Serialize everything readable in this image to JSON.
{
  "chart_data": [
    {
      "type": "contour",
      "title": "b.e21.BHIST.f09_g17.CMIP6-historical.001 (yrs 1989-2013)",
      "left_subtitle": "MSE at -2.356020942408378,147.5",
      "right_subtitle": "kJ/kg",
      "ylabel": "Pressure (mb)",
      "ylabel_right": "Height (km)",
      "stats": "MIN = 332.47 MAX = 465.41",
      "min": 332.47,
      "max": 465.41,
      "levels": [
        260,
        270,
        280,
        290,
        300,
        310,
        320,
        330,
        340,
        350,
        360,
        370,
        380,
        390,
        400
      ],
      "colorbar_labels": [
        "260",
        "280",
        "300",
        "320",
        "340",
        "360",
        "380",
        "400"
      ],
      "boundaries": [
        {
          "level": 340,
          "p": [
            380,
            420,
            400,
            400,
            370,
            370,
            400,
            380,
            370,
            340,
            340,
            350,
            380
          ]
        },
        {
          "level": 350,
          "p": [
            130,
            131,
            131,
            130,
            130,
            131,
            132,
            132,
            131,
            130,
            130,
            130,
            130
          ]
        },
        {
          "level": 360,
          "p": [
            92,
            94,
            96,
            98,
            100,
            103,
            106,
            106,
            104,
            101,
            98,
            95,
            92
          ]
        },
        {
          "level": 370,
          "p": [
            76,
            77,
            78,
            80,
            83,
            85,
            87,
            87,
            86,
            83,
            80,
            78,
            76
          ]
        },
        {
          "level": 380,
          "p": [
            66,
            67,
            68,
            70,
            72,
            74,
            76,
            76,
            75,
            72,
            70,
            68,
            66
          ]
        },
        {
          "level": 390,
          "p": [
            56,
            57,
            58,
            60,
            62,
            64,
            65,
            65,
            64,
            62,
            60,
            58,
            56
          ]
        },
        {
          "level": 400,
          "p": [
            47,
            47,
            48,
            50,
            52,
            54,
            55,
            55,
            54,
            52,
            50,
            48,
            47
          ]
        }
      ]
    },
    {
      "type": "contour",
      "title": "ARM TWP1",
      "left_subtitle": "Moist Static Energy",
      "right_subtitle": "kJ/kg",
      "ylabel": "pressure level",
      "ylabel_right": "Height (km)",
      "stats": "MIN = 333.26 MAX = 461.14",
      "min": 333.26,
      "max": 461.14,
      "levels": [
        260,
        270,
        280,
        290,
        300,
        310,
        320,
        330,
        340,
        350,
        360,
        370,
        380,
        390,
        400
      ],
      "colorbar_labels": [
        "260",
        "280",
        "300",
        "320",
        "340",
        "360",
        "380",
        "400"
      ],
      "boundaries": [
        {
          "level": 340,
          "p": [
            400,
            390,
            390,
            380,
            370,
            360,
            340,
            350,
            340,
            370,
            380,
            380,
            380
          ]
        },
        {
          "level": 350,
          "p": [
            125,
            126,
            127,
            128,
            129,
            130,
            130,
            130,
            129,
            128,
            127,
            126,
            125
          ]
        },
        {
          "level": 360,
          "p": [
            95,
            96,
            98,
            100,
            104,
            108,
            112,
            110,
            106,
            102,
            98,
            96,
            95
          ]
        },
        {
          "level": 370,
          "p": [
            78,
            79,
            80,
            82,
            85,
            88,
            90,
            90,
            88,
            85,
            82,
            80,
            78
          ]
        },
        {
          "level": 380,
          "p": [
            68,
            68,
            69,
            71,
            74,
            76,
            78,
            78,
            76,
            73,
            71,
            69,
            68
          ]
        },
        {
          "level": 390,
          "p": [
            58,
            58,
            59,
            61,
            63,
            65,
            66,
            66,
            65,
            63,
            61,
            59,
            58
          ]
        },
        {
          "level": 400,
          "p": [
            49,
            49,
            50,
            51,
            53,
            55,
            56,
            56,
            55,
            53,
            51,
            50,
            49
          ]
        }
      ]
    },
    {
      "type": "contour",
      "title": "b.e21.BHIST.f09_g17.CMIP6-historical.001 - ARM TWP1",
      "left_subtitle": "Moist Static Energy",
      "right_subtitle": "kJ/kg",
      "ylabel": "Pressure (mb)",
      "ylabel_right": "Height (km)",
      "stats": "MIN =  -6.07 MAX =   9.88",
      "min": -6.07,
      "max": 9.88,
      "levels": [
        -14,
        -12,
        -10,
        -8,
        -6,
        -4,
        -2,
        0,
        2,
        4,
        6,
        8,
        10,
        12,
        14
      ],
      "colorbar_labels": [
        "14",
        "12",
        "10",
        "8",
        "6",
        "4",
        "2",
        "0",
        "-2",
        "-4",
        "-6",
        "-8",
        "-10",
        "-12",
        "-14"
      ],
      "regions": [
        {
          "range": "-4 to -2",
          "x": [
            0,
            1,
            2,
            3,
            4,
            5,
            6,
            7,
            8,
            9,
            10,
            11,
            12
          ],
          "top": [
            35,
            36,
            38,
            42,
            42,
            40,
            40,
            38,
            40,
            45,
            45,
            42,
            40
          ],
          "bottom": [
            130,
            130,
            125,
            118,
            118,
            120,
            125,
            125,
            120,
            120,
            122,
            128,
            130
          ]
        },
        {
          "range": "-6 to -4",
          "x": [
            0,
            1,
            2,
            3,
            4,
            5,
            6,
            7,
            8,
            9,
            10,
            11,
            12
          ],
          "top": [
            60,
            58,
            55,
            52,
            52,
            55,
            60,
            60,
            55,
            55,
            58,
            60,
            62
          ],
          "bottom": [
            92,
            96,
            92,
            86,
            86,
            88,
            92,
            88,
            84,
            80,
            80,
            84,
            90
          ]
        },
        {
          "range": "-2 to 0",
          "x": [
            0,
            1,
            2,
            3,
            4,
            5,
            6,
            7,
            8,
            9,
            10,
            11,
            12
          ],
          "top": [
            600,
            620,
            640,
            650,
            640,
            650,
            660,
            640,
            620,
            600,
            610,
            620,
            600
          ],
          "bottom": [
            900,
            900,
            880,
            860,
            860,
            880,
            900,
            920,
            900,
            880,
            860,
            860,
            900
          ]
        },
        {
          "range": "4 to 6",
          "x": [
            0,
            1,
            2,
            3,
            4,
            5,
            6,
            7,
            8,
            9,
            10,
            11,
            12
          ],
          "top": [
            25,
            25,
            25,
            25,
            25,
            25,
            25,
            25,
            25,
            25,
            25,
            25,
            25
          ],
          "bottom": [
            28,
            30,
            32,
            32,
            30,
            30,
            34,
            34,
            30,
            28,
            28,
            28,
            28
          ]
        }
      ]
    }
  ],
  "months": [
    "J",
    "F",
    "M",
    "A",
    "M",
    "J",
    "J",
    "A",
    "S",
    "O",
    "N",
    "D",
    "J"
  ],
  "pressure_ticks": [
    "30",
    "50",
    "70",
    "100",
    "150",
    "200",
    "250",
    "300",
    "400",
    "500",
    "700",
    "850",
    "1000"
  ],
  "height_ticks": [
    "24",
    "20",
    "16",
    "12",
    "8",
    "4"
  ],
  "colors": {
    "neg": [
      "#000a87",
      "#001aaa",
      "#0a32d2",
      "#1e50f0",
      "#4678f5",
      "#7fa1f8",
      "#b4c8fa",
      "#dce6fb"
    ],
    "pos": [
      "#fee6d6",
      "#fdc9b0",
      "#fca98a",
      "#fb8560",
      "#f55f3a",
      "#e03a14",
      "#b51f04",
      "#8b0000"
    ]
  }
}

**Short exercise:**
Give a word-for-word copy of the records.

**Solution for this task:**
Serialize everything readable in this image to JSON.
{
  "chart_data": [
    {
      "type": "contour",
      "title": "b.e21.BHIST.f09_g17.CMIP6-historical.001 (yrs 1989-2013)",
      "left_subtitle": "MSE at -2.356020942408378,147.5",
      "right_subtitle": "kJ/kg",
      "ylabel": "Pressure (mb)",
      "ylabel_right": "Height (km)",
      "stats": "MIN = 332.47 MAX = 465.41",
      "min": 332.47,
      "max": 465.41,
      "levels": [
        260,
        270,
        280,
        290,
        300,
        310,
        320,
        330,
        340,
        350,
        360,
        370,
        380,
        390,
        400
      ],
      "colorbar_labels": [
        "260",
        "280",
        "300",
        "320",
        "340",
        "360",
        "380",
        "400"
      ],
      "boundaries": [
        {
          "level": 340,
          "p": [
            380,
            420,
            400,
            400,
            370,
            370,
            400,
            380,
            370,
            340,
            340,
            350,
            380
          ]
        },
        {
          "level": 350,
          "p": [
            130,
            131,
            131,
            130,
            130,
            131,
            132,
            132,
            131,
            130,
            130,
            130,
            130
          ]
        },
        {
          "level": 360,
          "p": [
            92,
            94,
            96,
            98,
            100,
            103,
            106,
            106,
            104,
            101,
            98,
            95,
            92
          ]
        },
        {
          "level": 370,
          "p": [
            76,
            77,
            78,
            80,
            83,
            85,
            87,
            87,
            86,
            83,
            80,
            78,
            76
          ]
        },
        {
          "level": 380,
          "p": [
            66,
            67,
            68,
            70,
            72,
            74,
            76,
            76,
            75,
            72,
            70,
            68,
            66
          ]
        },
        {
          "level": 390,
          "p": [
            56,
            57,
            58,
            60,
            62,
            64,
            65,
            65,
            64,
            62,
            60,
            58,
            56
          ]
        },
        {
          "level": 400,
          "p": [
            47,
            47,
            48,
            50,
            52,
            54,
            55,
            55,
            54,
            52,
            50,
            48,
            47
          ]
        }
      ]
    },
    {
      "type": "contour",
      "title": "ARM TWP1",
      "left_subtitle": "Moist Static Energy",
      "right_subtitle": "kJ/kg",
      "ylabel": "pressure level",
      "ylabel_right": "Height (km)",
      "stats": "MIN = 333.26 MAX = 461.14",
      "min": 333.26,
      "max": 461.14,
      "levels": [
        260,
        270,
        280,
        290,
        300,
        310,
        320,
        330,
        340,
        350,
        360,
        370,
        380,
        390,
        400
      ],
      "colorbar_labels": [
        "260",
        "280",
        "300",
        "320",
        "340",
        "360",
        "380",
        "400"
      ],
      "boundaries": [
        {
          "level": 340,
          "p": [
            400,
            390,
            390,
            380,
            370,
            360,
            340,
            350,
            340,
            370,
            380,
            380,
            380
          ]
        },
        {
          "level": 350,
          "p": [
            125,
            126,
            127,
            128,
            129,
            130,
            130,
            130,
            129,
            128,
            127,
            126,
            125
          ]
        },
        {
          "level": 360,
          "p": [
            95,
            96,
            98,
            100,
            104,
            108,
            112,
            110,
            106,
            102,
            98,
            96,
            95
          ]
        },
        {
          "level": 370,
          "p": [
            78,
            79,
            80,
            82,
            85,
            88,
            90,
            90,
            88,
            85,
            82,
            80,
            78
          ]
        },
        {
          "level": 380,
          "p": [
            68,
            68,
            69,
            71,
            74,
            76,
            78,
            78,
            76,
            73,
            71,
            69,
            68
          ]
        },
        {
          "level": 390,
          "p": [
            58,
            58,
            59,
            61,
            63,
            65,
            66,
            66,
            65,
            63,
            61,
            59,
            58
          ]
        },
        {
          "level": 400,
          "p": [
            49,
            49,
            50,
            51,
            53,
            55,
            56,
            56,
            55,
            53,
            51,
            50,
            49
          ]
        }
      ]
    },
    {
      "type": "contour",
      "title": "b.e21.BHIST.f09_g17.CMIP6-historical.001 - ARM TWP1",
      "left_subtitle": "Moist Static Energy",
      "right_subtitle": "kJ/kg",
      "ylabel": "Pressure (mb)",
      "ylabel_right": "Height (km)",
      "stats": "MIN =  -6.07 MAX =   9.88",
      "min": -6.07,
      "max": 9.88,
      "levels": [
        -14,
        -12,
        -10,
        -8,
        -6,
        -4,
        -2,
        0,
        2,
        4,
        6,
        8,
        10,
        12,
        14
      ],
      "colorbar_labels": [
        "14",
        "12",
        "10",
        "8",
        "6",
        "4",
        "2",
        "0",
        "-2",
        "-4",
        "-6",
        "-8",
        "-10",
        "-12",
        "-14"
      ],
      "regions": [
        {
          "range": "-4 to -2",
          "x": [
            0,
            1,
            2,
            3,
            4,
            5,
            6,
            7,
            8,
            9,
            10,
            11,
            12
          ],
          "top": [
            35,
            36,
            38,
            42,
            42,
            40,
            40,
            38,
            40,
            45,
            45,
            42,
            40
          ],
          "bottom": [
            130,
            130,
            125,
            118,
            118,
            120,
            125,
            125,
            120,
            120,
            122,
            128,
            130
          ]
        },
        {
          "range": "-6 to -4",
          "x": [
            0,
            1,
            2,
            3,
            4,
            5,
            6,
            7,
            8,
            9,
            10,
            11,
            12
          ],
          "top": [
            60,
            58,
            55,
            52,
            52,
            55,
            60,
            60,
            55,
            55,
            58,
            60,
            62
          ],
          "bottom": [
            92,
            96,
            92,
            86,
            86,
            88,
            92,
            88,
            84,
            80,
            80,
            84,
            90
          ]
        },
        {
          "range": "-2 to 0",
          "x": [
            0,
            1,
            2,
            3,
            4,
            5,
            6,
            7,
            8,
            9,
            10,
            11,
            12
          ],
          "top": [
            600,
            620,
            640,
            650,
            640,
            650,
            660,
            640,
            620,
            600,
            610,
            620,
            600
          ],
          "bottom": [
            900,
            900,
            880,
            860,
            860,
            880,
            900,
            920,
            900,
            880,
            860,
            860,
            900
          ]
        },
        {
          "range": "4 to 6",
          "x": [
            0,
            1,
            2,
            3,
            4,
            5,
            6,
            7,
            8,
            9,
            10,
            11,
            12
          ],
          "top": [
            25,
            25,
            25,
            25,
            25,
            25,
            25,
            25,
            25,
            25,
            25,
            25,
            25
          ],
          "bottom": [
            28,
            30,
            32,
            32,
            30,
            30,
            34,
            34,
            30,
            28,
            28,
            28,
            28
          ]
        }
      ]
    }
  ],
  "months": [
    "J",
    "F",
    "M",
    "A",
    "M",
    "J",
    "J",
    "A",
    "S",
    "O",
    "N",
    "D",
    "J"
  ],
  "pressure_ticks": [
    "30",
    "50",
    "70",
    "100",
    "150",
    "200",
    "250",
    "300",
    "400",
    "500",
    "700",
    "850",
    "1000"
  ],
  "height_ticks": [
    "24",
    "20",
    "16",
    "12",
    "8",
    "4"
  ],
  "colors": {
    "neg": [
      "#000a87",
      "#001aaa",
      "#0a32d2",
      "#1e50f0",
      "#4678f5",
      "#7fa1f8",
      "#b4c8fa",
      "#dce6fb"
    ],
    "pos": [
      "#fee6d6",
      "#fdc9b0",
      "#fca98a",
      "#fb8560",
      "#f55f3a",
      "#e03a14",
      "#b51f04",
      "#8b0000"
    ]
  }
}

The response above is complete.